Stated goal: Each line below should be reproduced without any alteration.
+++ Records for this exercise +++
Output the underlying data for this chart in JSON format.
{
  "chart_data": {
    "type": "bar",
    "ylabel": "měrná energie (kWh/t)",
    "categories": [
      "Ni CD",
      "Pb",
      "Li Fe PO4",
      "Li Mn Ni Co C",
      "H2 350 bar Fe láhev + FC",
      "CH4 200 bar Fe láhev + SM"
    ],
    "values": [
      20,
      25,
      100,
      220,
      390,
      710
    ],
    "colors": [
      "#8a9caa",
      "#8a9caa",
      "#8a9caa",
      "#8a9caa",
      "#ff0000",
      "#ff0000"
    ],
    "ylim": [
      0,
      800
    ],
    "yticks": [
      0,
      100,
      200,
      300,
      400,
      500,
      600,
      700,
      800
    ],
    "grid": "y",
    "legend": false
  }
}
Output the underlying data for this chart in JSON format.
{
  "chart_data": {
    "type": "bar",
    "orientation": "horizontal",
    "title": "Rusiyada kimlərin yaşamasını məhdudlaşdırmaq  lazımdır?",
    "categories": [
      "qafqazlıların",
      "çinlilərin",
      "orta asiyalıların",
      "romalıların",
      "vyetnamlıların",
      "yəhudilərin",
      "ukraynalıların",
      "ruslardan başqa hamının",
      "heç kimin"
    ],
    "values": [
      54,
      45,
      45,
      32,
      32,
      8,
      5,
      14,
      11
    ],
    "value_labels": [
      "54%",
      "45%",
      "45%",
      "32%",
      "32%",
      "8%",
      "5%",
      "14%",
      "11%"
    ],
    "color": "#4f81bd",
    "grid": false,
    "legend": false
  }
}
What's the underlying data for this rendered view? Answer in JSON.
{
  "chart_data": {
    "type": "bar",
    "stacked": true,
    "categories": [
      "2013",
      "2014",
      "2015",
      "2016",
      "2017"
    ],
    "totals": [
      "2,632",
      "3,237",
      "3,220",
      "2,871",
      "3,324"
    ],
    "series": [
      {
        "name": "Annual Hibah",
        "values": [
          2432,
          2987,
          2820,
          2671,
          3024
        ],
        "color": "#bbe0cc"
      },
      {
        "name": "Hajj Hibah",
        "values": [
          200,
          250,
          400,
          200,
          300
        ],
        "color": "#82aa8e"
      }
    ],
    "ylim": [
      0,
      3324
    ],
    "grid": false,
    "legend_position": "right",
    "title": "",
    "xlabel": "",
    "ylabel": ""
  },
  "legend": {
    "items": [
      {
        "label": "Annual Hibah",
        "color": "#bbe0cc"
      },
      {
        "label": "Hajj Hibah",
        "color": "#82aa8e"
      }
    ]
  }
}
+++
Response to the exercise:
Output the underlying data for this chart in JSON format.
{
  "chart_data": {
    "type": "bar",
    "ylabel": "měrná energie (kWh/t)",
    "categories": [
      "Ni CD",
      "Pb",
      "Li Fe PO4",
      "Li Mn Ni Co C",
      "H2 350 bar Fe láhev + FC",
      "CH4 200 bar Fe láhev + SM"
    ],
    "values": [
      20,
      25,
      100,
      220,
      390,
      710
    ],
    "colors": [
      "#8a9caa",
      "#8a9caa",
      "#8a9caa",
      "#8a9caa",
      "#ff0000",
      "#ff0000"
    ],
    "ylim": [
      0,
      800
    ],
    "yticks": [
      0,
      100,
      200,
      300,
      400,
      500,
      600,
      700,
      800
    ],
    "grid": "y",
    "legend": false
  }
}
Output the underlying data for this chart in JSON format.
{
  "chart_data": {
    "type": "bar",
    "orientation": "horizontal",
    "title": "Rusiyada kimlərin yaşamasını məhdudlaşdırmaq  lazımdır?",
    "categories": [
      "qafqazlıların",
      "çinlilərin",
      "orta asiyalıların",
      "romalıların",
      "vyetnamlıların",
      "yəhudilərin",
      "ukraynalıların",
      "ruslardan başqa hamının",
      "heç kimin"
    ],
    "values": [
      54,
      45,
      45,
      32,
      32,
      8,
      5,
      14,
      11
    ],
    "value_labels": [
      "54%",
      "45%",
      "45%",
      "32%",
      "32%",
      "8%",
      "5%",
      "14%",
      "11%"
    ],
    "color": "#4f81bd",
    "grid": false,
    "legend": false
  }
}
What's the underlying data for this rendered view? Answer in JSON.
{
  "chart_data": {
    "type": "bar",
    "stacked": true,
    "categories": [
      "2013",
      "2014",
      "2015",
      "2016",
      "2017"
    ],
    "totals": [
      "2,632",
      "3,237",
      "3,220",
      "2,871",
      "3,324"
    ],
    "series": [
      {
        "name": "Annual Hibah",
        "values": [
          2432,
          2987,
          2820,
          2671,
          3024
        ],
        "color": "#bbe0cc"
      },
      {
        "name": "Hajj Hibah",
        "values": [
          200,
          250,
          400,
          200,
          300
        ],
        "color": "#82aa8e"
      }
    ],
    "ylim": [
      0,
      3324
    ],
    "grid": false,
    "legend_position": "right",
    "title": "",
    "xlabel": "",
    "ylabel": ""
  },
  "legend": {
    "items": [
      {
        "label": "Annual Hibah",
        "color": "#bbe0cc"
      },
      {
        "label": "Hajj Hibah",
        "color": "#82aa8e"
      }
    ]
  }
}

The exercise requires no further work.